Collected data entries
________________________
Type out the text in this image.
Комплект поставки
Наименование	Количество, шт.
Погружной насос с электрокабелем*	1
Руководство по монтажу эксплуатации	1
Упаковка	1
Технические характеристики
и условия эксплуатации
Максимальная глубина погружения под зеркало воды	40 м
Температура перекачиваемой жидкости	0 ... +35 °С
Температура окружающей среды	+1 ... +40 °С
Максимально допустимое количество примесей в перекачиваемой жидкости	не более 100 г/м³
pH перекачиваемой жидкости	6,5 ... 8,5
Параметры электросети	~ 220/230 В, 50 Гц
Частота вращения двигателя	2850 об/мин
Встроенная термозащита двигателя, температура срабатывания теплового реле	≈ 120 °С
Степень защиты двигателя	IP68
________________________
(AIM)
Each entry above needs to be retyped exactly.

(CORRECT RESPONSE)
Type out the text in this image.
Комплект поставки
Наименование	Количество, шт.
Погружной насос с электрокабелем*	1
Руководство по монтажу эксплуатации	1
Упаковка	1
Технические характеристики
и условия эксплуатации
Максимальная глубина погружения под зеркало воды	40 м
Температура перекачиваемой жидкости	0 ... +35 °С
Температура окружающей среды	+1 ... +40 °С
Максимально допустимое количество примесей в перекачиваемой жидкости	не более 100 г/м³
pH перекачиваемой жидкости	6,5 ... 8,5
Параметры электросети	~ 220/230 В, 50 Гц
Частота вращения двигателя	2850 об/мин
Встроенная термозащита двигателя, температура срабатывания теплового реле	≈ 120 °С
Степень защиты двигателя	IP68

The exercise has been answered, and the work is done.